Task details
Write every line of the material out exactly as shown.

Excerpted records
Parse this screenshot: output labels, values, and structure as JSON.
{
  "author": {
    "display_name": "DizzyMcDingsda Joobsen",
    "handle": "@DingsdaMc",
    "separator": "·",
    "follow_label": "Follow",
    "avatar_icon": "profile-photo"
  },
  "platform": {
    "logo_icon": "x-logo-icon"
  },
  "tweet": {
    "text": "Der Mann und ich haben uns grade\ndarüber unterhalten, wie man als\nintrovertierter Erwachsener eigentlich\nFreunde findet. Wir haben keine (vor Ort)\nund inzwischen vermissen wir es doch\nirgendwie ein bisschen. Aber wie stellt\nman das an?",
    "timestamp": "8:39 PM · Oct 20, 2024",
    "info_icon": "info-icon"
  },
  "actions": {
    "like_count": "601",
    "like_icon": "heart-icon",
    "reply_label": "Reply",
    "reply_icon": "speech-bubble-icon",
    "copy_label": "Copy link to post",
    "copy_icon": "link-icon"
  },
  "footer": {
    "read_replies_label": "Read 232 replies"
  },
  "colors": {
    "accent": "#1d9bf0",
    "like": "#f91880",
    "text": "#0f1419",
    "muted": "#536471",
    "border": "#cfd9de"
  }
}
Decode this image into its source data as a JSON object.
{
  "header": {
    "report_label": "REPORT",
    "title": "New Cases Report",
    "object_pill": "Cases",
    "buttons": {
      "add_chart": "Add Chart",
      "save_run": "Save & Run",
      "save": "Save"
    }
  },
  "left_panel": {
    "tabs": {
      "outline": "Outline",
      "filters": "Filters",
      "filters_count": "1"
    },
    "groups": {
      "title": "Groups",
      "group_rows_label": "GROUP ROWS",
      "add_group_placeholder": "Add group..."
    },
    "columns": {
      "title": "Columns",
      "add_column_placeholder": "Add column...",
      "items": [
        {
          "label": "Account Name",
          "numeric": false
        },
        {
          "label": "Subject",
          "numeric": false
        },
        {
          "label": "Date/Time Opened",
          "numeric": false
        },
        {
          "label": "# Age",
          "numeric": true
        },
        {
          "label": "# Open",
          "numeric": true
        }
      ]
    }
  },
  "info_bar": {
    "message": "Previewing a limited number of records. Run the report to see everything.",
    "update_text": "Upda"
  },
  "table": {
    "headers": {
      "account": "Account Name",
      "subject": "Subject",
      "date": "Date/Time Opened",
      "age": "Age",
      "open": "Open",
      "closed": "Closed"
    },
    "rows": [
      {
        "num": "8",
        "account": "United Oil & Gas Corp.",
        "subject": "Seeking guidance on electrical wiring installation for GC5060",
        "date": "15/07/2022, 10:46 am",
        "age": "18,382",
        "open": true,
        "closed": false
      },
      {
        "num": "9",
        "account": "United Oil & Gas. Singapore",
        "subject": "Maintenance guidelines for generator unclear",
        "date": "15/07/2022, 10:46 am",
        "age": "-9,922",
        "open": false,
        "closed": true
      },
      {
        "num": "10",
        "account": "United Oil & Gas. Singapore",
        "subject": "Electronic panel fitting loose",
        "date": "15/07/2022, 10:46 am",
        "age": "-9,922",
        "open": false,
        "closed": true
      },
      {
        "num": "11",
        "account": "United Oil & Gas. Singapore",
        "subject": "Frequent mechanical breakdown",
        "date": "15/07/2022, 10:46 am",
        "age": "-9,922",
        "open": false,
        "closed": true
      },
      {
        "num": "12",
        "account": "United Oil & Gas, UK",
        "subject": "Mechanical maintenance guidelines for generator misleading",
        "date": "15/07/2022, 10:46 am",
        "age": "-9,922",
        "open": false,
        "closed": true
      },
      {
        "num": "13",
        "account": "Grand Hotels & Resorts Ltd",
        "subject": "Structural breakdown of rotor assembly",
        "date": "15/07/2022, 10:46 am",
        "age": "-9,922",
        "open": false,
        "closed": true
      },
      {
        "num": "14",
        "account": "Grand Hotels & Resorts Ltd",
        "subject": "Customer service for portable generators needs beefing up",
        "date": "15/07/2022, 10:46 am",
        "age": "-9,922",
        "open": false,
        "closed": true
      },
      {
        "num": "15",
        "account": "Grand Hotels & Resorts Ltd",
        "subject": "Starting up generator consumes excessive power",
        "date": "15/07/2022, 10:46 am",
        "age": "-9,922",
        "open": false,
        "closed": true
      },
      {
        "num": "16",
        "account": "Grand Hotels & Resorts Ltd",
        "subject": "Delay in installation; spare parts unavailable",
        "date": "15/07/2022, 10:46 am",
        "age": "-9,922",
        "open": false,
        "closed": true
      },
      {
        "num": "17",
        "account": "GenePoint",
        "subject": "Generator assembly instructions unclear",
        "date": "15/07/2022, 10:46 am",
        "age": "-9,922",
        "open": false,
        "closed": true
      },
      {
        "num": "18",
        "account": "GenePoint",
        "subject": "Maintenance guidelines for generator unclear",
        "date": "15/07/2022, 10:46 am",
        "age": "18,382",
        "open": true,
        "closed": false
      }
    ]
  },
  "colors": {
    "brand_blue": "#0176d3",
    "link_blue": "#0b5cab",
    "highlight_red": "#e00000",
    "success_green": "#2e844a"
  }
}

The result
Parse this screenshot: output labels, values, and structure as JSON.
{
  "author": {
    "display_name": "DizzyMcDingsda Joobsen",
    "handle": "@DingsdaMc",
    "separator": "·",
    "follow_label": "Follow",
    "avatar_icon": "profile-photo"
  },
  "platform": {
    "logo_icon": "x-logo-icon"
  },
  "tweet": {
    "text": "Der Mann und ich haben uns grade\ndarüber unterhalten, wie man als\nintrovertierter Erwachsener eigentlich\nFreunde findet. Wir haben keine (vor Ort)\nund inzwischen vermissen wir es doch\nirgendwie ein bisschen. Aber wie stellt\nman das an?",
    "timestamp": "8:39 PM · Oct 20, 2024",
    "info_icon": "info-icon"
  },
  "actions": {
    "like_count": "601",
    "like_icon": "heart-icon",
    "reply_label": "Reply",
    "reply_icon": "speech-bubble-icon",
    "copy_label": "Copy link to post",
    "copy_icon": "link-icon"
  },
  "footer": {
    "read_replies_label": "Read 232 replies"
  },
  "colors": {
    "accent": "#1d9bf0",
    "like": "#f91880",
    "text": "#0f1419",
    "muted": "#536471",
    "border": "#cfd9de"
  }
}
Decode this image into its source data as a JSON object.
{
  "header": {
    "report_label": "REPORT",
    "title": "New Cases Report",
    "object_pill": "Cases",
    "buttons": {
      "add_chart": "Add Chart",
      "save_run": "Save & Run",
      "save": "Save"
    }
  },
  "left_panel": {
    "tabs": {
      "outline": "Outline",
      "filters": "Filters",
      "filters_count": "1"
    },
    "groups": {
      "title": "Groups",
      "group_rows_label": "GROUP ROWS",
      "add_group_placeholder": "Add group..."
    },
    "columns": {
      "title": "Columns",
      "add_column_placeholder": "Add column...",
      "items": [
        {
          "label": "Account Name",
          "numeric": false
        },
        {
          "label": "Subject",
          "numeric": false
        },
        {
          "label": "Date/Time Opened",
          "numeric": false
        },
        {
          "label": "# Age",
          "numeric": true
        },
        {
          "label": "# Open",
          "numeric": true
        }
      ]
    }
  },
  "info_bar": {
    "message": "Previewing a limited number of records. Run the report to see everything.",
    "update_text": "Upda"
  },
  "table": {
    "headers": {
      "account": "Account Name",
      "subject": "Subject",
      "date": "Date/Time Opened",
      "age": "Age",
      "open": "Open",
      "closed": "Closed"
    },
    "rows": [
      {
        "num": "8",
        "account": "United Oil & Gas Corp.",
        "subject": "Seeking guidance on electrical wiring installation for GC5060",
        "date": "15/07/2022, 10:46 am",
        "age": "18,382",
        "open": true,
        "closed": false
      },
      {
        "num": "9",
        "account": "United Oil & Gas. Singapore",
        "subject": "Maintenance guidelines for generator unclear",
        "date": "15/07/2022, 10:46 am",
        "age": "-9,922",
        "open": false,
        "closed": true
      },
      {
        "num": "10",
        "account": "United Oil & Gas. Singapore",
        "subject": "Electronic panel fitting loose",
        "date": "15/07/2022, 10:46 am",
        "age": "-9,922",
        "open": false,
        "closed": true
      },
      {
        "num": "11",
        "account": "United Oil & Gas. Singapore",
        "subject": "Frequent mechanical breakdown",
        "date": "15/07/2022, 10:46 am",
        "age": "-9,922",
        "open": false,
        "closed": true
      },
      {
        "num": "12",
        "account": "United Oil & Gas, UK",
        "subject": "Mechanical maintenance guidelines for generator misleading",
        "date": "15/07/2022, 10:46 am",
        "age": "-9,922",
        "open": false,
        "closed": true
      },
      {
        "num": "13",
        "account": "Grand Hotels & Resorts Ltd",
        "subject": "Structural breakdown of rotor assembly",
        "date": "15/07/2022, 10:46 am",
        "age": "-9,922",
        "open": false,
        "closed": true
      },
      {
        "num": "14",
        "account": "Grand Hotels & Resorts Ltd",
        "subject": "Customer service for portable generators needs beefing up",
        "date": "15/07/2022, 10:46 am",
        "age": "-9,922",
        "open": false,
        "closed": true
      },
      {
        "num": "15",
        "account": "Grand Hotels & Resorts Ltd",
        "subject": "Starting up generator consumes excessive power",
        "date": "15/07/2022, 10:46 am",
        "age": "-9,922",
        "open": false,
        "closed": true
      },
      {
        "num": "16",
        "account": "Grand Hotels & Resorts Ltd",
        "subject": "Delay in installation; spare parts unavailable",
        "date": "15/07/2022, 10:46 am",
        "age": "-9,922",
        "open": false,
        "closed": true
      },
      {
        "num": "17",
        "account": "GenePoint",
        "subject": "Generator assembly instructions unclear",
        "date": "15/07/2022, 10:46 am",
        "age": "-9,922",
        "open": false,
        "closed": true
      },
      {
        "num": "18",
        "account": "GenePoint",
        "subject": "Maintenance guidelines for generator unclear",
        "date": "15/07/2022, 10:46 am",
        "age": "18,382",
        "open": true,
        "closed": false
      }
    ]
  },
  "colors": {
    "brand_blue": "#0176d3",
    "link_blue": "#0b5cab",
    "highlight_red": "#e00000",
    "success_green": "#2e844a"
  }
}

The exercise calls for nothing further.